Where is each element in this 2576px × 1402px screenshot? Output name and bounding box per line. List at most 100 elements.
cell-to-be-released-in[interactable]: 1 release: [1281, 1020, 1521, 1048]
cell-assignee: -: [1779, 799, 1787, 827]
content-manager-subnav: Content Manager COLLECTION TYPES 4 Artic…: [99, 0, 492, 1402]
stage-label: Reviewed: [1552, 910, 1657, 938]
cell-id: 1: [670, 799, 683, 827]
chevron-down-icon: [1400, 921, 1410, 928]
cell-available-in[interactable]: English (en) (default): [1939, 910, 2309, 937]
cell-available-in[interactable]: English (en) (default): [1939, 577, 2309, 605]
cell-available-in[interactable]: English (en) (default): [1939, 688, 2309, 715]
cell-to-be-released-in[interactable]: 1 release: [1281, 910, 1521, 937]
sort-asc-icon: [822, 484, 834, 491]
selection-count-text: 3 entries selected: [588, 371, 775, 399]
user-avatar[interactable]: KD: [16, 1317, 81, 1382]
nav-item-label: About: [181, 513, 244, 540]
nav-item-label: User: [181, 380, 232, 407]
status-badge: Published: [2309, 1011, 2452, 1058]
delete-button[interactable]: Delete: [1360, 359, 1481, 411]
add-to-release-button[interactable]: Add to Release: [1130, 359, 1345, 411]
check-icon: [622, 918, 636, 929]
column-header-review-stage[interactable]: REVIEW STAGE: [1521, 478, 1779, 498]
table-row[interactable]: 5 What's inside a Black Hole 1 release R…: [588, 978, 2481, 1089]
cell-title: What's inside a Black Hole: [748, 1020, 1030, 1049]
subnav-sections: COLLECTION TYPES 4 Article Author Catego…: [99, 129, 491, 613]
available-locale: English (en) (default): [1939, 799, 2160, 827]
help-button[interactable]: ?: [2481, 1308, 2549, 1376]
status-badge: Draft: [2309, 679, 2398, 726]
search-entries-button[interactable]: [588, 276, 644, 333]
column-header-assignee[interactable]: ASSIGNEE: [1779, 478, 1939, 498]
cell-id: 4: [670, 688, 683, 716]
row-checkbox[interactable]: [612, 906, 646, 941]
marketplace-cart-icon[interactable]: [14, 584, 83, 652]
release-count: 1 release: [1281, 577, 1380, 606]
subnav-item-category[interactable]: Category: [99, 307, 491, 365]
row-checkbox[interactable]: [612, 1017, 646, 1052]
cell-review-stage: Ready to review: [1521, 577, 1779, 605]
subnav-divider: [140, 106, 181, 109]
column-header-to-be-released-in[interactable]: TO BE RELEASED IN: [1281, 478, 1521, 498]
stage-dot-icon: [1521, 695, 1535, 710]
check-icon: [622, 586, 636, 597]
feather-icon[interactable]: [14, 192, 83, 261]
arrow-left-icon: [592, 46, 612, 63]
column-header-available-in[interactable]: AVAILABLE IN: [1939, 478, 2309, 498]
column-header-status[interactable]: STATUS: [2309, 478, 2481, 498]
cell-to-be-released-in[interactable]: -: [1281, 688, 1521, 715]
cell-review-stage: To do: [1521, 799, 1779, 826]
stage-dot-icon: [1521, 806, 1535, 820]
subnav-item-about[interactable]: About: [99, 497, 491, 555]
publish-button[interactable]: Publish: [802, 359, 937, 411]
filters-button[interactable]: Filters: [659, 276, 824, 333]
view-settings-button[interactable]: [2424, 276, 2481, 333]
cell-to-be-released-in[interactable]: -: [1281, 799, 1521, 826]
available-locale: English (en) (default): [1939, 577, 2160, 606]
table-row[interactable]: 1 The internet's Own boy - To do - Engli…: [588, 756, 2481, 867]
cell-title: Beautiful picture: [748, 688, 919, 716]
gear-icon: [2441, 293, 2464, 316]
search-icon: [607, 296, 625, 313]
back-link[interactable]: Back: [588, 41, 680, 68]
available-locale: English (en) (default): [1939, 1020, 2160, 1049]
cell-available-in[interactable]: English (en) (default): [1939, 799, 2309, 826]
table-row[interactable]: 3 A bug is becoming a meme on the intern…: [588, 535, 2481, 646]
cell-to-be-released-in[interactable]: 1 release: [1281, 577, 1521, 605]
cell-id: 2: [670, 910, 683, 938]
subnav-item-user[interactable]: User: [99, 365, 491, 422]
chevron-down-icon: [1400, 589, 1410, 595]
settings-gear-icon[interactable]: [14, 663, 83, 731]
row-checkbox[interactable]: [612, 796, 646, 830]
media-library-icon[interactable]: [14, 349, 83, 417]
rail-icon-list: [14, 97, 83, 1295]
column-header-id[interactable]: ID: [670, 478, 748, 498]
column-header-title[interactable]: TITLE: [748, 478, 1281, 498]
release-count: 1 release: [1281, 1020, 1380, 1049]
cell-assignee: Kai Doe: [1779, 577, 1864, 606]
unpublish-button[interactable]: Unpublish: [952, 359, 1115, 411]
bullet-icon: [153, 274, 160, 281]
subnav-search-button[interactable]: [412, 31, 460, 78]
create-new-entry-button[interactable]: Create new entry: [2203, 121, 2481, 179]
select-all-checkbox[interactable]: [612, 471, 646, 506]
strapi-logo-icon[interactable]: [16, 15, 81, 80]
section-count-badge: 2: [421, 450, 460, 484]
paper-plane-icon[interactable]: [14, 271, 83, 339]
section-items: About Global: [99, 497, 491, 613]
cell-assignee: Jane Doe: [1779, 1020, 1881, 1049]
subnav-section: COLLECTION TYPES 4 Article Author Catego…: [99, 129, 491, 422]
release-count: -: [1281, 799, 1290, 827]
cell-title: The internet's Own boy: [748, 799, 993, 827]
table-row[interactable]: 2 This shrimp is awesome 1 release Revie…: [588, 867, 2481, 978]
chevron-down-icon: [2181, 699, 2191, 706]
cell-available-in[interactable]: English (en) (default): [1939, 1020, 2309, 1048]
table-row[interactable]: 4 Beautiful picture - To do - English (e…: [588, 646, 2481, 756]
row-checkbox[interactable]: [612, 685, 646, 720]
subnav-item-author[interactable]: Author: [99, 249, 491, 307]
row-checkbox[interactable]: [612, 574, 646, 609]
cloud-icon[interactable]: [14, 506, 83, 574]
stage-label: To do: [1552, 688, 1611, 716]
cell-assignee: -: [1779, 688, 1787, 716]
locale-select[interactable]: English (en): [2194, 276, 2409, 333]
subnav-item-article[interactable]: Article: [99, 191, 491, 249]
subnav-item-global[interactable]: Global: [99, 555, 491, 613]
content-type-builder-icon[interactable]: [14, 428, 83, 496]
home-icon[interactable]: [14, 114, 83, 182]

******

### STATED PROBLEM
Rewrite the records starting with the first line and going on through the line with "577, 2309, 605]", replacing "Reviewed" with "Approved" and leaving everything else unchanged.

### SOLUTION TO THE PROBLEM
Where is each element in this 2576px × 1402px screenshot? Output name and bounding box per line. List at most 100 elements.
cell-to-be-released-in[interactable]: 1 release: [1281, 1020, 1521, 1048]
cell-assignee: -: [1779, 799, 1787, 827]
content-manager-subnav: Content Manager COLLECTION TYPES 4 Artic…: [99, 0, 492, 1402]
stage-label: Approved: [1552, 910, 1657, 938]
cell-id: 1: [670, 799, 683, 827]
chevron-down-icon: [1400, 921, 1410, 928]
cell-available-in[interactable]: English (en) (default): [1939, 910, 2309, 937]
cell-available-in[interactable]: English (en) (default): [1939, 577, 2309, 605]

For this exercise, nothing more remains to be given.